## GOAL
Find each line with the word "data" and say how many there are, nothing else.

## SUPPLIED MATERIAL
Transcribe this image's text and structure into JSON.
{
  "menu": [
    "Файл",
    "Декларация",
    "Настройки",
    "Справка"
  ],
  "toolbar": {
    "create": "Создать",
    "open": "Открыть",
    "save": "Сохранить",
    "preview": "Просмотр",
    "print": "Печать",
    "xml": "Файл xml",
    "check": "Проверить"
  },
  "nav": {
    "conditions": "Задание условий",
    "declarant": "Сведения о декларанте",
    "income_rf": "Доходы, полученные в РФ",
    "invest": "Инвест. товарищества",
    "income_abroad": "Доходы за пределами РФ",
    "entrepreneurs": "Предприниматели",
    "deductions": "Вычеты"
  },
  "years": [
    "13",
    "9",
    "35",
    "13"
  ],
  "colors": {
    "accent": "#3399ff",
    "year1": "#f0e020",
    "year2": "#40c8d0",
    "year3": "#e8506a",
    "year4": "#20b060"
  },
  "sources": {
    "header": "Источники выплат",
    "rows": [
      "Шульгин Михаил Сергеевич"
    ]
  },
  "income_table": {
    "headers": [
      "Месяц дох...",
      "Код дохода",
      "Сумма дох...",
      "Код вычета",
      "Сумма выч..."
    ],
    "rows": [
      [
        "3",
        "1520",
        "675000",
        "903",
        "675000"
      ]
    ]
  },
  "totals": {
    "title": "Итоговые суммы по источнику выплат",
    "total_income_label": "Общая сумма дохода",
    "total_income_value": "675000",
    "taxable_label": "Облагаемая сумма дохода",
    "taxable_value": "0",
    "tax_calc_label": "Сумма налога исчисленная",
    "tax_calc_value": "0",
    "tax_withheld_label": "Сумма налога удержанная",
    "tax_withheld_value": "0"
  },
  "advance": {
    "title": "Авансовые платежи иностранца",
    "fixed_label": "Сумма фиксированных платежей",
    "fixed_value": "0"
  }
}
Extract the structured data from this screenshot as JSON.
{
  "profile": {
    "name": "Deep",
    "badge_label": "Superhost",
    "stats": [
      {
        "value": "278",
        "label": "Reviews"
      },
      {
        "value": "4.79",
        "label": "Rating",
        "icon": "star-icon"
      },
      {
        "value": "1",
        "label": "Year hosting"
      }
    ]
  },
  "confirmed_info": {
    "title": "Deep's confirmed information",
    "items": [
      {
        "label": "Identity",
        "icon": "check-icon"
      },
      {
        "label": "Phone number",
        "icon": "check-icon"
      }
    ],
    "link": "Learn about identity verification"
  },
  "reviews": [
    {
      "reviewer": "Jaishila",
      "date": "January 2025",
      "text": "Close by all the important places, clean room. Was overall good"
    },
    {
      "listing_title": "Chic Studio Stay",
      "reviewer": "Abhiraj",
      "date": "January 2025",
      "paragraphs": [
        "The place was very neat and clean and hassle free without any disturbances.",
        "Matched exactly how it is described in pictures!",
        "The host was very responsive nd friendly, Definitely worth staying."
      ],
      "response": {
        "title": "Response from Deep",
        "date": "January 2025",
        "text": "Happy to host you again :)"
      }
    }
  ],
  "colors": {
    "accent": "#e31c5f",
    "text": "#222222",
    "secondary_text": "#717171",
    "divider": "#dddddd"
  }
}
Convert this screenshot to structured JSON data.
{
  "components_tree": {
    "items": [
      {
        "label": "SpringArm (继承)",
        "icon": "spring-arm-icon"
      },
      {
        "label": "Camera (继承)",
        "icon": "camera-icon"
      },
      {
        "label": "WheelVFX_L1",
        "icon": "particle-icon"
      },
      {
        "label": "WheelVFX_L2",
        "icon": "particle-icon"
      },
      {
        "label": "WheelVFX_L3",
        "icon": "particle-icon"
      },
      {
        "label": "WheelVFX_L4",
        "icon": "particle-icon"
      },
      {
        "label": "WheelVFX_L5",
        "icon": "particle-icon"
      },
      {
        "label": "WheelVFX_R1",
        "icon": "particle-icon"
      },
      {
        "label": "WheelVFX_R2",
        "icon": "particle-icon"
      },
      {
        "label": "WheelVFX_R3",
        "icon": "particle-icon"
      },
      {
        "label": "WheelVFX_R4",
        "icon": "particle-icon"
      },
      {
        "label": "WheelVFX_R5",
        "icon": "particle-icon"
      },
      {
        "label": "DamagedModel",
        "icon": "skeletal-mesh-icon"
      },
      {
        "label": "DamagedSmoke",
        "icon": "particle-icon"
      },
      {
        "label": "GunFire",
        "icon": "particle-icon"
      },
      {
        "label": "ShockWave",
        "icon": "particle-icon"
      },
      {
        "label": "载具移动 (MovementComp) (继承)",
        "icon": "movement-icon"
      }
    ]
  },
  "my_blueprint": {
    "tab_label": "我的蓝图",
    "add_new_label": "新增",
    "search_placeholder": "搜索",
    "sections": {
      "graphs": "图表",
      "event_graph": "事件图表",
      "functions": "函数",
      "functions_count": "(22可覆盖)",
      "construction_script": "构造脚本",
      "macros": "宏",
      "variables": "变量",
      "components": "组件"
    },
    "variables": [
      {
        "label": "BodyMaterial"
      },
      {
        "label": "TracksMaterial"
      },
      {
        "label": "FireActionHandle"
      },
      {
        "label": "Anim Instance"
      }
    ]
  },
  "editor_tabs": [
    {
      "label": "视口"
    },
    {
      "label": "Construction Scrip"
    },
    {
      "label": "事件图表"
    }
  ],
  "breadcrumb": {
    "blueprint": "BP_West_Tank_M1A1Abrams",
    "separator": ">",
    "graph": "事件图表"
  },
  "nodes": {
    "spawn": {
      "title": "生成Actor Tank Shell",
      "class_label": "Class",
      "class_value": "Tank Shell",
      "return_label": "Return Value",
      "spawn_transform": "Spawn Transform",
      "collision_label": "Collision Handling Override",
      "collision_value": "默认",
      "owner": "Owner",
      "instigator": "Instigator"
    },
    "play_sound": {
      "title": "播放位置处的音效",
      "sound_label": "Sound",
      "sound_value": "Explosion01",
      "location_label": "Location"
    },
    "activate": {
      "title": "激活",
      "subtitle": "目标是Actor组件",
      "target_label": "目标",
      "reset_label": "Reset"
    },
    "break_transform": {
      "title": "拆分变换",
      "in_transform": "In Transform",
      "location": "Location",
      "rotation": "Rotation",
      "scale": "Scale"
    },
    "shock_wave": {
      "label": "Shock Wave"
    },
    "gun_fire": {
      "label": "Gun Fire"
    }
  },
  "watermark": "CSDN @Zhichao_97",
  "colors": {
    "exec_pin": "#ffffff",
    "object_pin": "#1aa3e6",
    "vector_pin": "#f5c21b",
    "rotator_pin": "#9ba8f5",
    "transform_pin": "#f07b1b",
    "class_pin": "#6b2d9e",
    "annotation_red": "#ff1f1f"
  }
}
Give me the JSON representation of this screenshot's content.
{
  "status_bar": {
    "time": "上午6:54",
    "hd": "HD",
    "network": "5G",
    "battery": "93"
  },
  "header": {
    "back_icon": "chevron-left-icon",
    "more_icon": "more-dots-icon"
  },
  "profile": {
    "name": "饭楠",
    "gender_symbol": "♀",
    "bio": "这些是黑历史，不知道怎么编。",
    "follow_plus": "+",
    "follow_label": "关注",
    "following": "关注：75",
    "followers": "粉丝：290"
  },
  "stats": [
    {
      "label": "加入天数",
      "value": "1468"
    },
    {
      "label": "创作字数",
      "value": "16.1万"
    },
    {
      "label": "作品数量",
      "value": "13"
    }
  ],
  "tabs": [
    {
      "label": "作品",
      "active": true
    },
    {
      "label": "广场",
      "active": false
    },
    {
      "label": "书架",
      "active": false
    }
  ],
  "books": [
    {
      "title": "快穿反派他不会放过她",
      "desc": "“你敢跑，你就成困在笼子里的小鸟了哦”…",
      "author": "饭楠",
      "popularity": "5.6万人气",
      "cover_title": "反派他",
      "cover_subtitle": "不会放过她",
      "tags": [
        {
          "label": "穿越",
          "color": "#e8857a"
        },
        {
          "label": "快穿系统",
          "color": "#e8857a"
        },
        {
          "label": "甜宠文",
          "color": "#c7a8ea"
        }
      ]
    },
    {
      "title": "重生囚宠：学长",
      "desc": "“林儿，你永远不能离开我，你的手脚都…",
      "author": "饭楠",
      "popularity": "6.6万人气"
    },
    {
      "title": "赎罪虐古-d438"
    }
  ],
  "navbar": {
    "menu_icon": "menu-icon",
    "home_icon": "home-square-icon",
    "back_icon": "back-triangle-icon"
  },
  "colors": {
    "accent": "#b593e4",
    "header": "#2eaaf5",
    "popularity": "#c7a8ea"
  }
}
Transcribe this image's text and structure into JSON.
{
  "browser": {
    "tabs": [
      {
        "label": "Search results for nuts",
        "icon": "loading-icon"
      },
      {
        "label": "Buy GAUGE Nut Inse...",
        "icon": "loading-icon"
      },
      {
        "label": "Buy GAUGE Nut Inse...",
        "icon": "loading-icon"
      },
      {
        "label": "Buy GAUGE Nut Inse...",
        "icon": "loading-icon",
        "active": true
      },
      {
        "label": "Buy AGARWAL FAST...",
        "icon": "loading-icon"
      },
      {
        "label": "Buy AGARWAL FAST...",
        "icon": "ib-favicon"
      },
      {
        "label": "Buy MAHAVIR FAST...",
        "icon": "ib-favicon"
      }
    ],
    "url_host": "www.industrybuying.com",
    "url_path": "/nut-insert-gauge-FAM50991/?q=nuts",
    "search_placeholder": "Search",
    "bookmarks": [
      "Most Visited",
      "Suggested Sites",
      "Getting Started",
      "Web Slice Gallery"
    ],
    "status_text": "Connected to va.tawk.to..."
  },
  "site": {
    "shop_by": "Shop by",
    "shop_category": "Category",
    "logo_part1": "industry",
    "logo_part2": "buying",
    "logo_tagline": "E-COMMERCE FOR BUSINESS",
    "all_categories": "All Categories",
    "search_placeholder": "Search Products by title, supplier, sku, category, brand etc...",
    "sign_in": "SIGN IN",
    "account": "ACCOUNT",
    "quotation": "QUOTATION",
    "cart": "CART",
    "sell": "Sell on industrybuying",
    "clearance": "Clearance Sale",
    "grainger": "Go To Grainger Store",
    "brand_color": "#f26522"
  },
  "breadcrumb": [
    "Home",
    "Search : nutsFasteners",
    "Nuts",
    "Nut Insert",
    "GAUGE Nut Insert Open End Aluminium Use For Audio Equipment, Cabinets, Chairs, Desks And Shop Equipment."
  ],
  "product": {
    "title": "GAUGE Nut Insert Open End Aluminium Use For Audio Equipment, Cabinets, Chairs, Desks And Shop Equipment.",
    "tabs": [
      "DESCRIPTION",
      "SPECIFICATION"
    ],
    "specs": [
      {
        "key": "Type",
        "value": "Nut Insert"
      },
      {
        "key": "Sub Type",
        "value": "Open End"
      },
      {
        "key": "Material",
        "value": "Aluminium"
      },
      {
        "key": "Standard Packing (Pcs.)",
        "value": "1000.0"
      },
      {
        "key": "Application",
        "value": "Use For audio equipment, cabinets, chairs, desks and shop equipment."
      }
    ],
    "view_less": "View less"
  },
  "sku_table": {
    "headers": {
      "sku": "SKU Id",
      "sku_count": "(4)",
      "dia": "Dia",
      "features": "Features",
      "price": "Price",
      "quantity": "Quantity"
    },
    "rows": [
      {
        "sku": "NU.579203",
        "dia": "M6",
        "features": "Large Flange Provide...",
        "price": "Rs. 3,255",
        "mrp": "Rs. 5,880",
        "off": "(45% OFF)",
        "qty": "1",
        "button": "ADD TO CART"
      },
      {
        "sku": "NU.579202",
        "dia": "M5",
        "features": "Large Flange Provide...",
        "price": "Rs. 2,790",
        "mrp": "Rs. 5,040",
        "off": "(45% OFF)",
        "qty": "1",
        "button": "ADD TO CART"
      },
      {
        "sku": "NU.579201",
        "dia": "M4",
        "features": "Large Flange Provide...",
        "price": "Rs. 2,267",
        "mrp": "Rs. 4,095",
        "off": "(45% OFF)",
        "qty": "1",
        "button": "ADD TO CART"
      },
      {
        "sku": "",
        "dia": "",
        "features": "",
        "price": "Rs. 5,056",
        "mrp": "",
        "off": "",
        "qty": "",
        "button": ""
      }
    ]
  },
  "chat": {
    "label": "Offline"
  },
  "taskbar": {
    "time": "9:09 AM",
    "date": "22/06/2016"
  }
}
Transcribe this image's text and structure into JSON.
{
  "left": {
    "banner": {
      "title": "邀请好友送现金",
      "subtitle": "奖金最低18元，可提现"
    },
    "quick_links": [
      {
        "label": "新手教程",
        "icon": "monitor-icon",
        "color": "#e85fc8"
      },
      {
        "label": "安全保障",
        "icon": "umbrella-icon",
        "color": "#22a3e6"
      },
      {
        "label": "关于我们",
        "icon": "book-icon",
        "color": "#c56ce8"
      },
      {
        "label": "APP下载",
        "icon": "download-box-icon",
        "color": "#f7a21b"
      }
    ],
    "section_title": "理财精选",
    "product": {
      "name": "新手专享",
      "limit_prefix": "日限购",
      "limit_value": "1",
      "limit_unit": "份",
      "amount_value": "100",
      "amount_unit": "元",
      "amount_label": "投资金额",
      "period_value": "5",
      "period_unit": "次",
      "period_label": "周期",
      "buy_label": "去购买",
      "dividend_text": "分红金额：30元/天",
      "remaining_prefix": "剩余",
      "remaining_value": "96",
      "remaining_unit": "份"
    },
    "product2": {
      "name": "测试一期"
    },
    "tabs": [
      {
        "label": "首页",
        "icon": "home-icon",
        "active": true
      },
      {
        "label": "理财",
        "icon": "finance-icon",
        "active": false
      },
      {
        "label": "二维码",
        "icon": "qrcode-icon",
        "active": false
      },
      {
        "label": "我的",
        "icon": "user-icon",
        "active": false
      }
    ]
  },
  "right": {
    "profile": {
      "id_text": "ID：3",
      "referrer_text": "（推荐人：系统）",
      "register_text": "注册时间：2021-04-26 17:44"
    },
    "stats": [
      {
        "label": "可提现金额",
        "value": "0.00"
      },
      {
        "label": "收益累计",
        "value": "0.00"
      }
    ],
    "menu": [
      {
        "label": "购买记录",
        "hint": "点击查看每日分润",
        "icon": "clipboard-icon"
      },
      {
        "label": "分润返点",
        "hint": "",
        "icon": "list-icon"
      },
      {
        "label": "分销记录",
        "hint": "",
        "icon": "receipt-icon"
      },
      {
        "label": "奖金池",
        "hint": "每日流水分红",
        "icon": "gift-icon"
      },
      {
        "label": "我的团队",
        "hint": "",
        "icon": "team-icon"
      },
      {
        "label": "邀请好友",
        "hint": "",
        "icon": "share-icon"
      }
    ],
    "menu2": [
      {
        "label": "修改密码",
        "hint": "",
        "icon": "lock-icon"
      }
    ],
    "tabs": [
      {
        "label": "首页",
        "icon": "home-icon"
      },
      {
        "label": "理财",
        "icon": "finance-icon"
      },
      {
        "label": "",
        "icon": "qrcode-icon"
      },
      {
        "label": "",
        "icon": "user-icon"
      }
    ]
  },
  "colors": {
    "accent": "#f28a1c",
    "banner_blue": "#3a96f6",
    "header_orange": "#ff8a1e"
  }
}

## SOLUTION TO THIS PROBLEM
2